-- Begin Source excerpt --

Blackmon testified that he discussed the plea agreement's appeal waiver with Movant, and that a translator was present during the discussion. It was his opinion that she understood the appeal waiver. After Movant was sentenced, he went to see her in the USMS holding area with D'Amore and an interpreter to ask her if she wanted to appeal. She said that she did not want to appeal. If she had told them she wanted to appeal, a notice of appeal would have been filed. He did not hear or receive letters from Movant during the 14 days after she was sentenced. He had a part-time assistant, and clients could contact him at his office or personal phone numbers, or by email, mail, or text message.

II. SCOPE OF RELIEF UNDER § 2255

“Relief under 28 U.S.C. § 2255 is reserved for transgressions of constitutional rights and for a narrow range of injuries that could not have been raised on direct appeal and would, if condoned, result in a complete miscarriage of justice.” United States v. Gaudet, 81 F.3d 585, 589 (5th Cir. 1996) (citations and internal quotation marks omitted). It is well-established that “a collateral challenge may not do service for an appeal.” United States v. Shaid, 937 F.2d 228, 231 (5th Cir. 1991) (en banc) (quoting United States v. Frady, 456 U.S. 152, 165 (1982)).

-- End Source excerpt --
-- Begin Rows --

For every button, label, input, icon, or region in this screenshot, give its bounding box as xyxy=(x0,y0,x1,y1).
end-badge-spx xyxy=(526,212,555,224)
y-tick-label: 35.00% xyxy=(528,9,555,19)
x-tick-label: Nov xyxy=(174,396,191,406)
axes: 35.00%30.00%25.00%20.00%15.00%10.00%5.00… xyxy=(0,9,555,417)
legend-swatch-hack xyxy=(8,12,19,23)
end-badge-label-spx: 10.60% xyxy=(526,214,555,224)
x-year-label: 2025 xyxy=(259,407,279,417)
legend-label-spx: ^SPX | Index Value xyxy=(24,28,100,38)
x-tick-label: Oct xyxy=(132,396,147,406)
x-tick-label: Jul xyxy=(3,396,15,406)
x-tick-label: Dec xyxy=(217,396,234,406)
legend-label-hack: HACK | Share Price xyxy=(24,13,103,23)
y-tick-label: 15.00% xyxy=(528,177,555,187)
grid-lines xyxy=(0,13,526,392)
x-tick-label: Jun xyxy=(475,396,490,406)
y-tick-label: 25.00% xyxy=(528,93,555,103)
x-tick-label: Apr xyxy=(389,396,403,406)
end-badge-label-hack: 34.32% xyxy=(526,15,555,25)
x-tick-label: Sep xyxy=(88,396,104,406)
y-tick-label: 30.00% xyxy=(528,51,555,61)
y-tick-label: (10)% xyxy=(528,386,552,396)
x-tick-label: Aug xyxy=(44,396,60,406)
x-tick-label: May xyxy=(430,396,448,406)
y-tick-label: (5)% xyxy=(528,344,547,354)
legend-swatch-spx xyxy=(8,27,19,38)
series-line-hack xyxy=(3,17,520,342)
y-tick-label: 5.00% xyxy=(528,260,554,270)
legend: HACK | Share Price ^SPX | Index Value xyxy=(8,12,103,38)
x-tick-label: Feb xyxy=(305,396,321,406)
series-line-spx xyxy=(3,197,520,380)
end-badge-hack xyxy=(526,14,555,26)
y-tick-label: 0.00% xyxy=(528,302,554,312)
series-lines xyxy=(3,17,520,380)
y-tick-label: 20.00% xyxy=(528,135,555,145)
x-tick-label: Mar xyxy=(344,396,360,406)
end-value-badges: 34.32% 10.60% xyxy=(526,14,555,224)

-- End Rows --

## Challenges
a) Answer these from the court opinion excerpt:
(i) Who went with Blackmon to the USMS holding area after Movant was sentenced?
(ii) What two kinds of claims is relief under 28 U.S.C. § 2255 reserved for?
(iii) Which case does the opinion quote for the point that "a collateral challenge may not do service for an appeal"?
b) Carry the court opinion excerpt forward from its last sentence, keeping its style.
The records have nothing to do with any of this.

## Outputs for the tasks
a)
(i) D'Amore and an interpreter.
(ii) Transgressions of constitutional rights, and a narrow range of injuries that could not have been raised on direct appeal and would, if condoned, result in a complete miscarriage of justice.
(iii) United States v. Shaid, which quotes United States v. Frady.

b)
A failure to raise a claim on direct appeal may procedurally bar an individual from raising the claim on collateral review. United States v. Willis, 273 F.3d 592, 595 (5th Cir. 2001). Defendants may only collaterally attack their convictions on grounds of error omitted from their direct appeals upon showing “cause” for the omission and “actual prejudice” resulting from the error. Shaid, 937 F.2d at 232. However, “there is no procedural default for failure to raise an ineffective-assistance claim on direct appeal” because “requiring a criminal defendant to bring [such] claims on direct appeal does not promote the[ ] objectives” of the procedural default doctrine “to conserve judicial resources and to respect the law's important interest in the finality of judgments.” Massaro v. United States, 538 U.S. 500, 503-04 (2003). The Government may also waive the procedural bar defense. Willis, 273 F.3d at 597.

III. INEFFECTIVE ASSISTANCE OF COUNSEL

Movant claims that trial counsel rendered ineffective assistance during the pretrial and sentencing proceedings. (See No. 3:19-CV-2235-B-BH, doc. 2 at 7.)

The Sixth Amendment to the United States Constitution provides, in relevant part, that “[i]n all criminal prosecutions, the accused shall enjoy the right . . . to have the Assistance of Counsel for his defense.” U.S. Const. amend. VI. It guarantees a criminal defendant the effective assistance of counsel, both at trial and on appeal. Strickland v. Washington, 466 U.S. 668, 686 (1984); Evitts v. Lucey, 469 U.S. 387, 396 (1985). To successfully state a claim of ineffective assistance of counsel, the movant must demonstrate that counsel's performance was deficient and that the deficient performance prejudiced his defense. Strickland, 466 U.S. at 687. A failure to establish either prong of the Strickland test requires a finding that counsel's performance was constitutionally effective. Id. at 697. The Court may address the prongs in any order. Smith v. Robbins, 528 U.S. 259, 286 n.14 (2000).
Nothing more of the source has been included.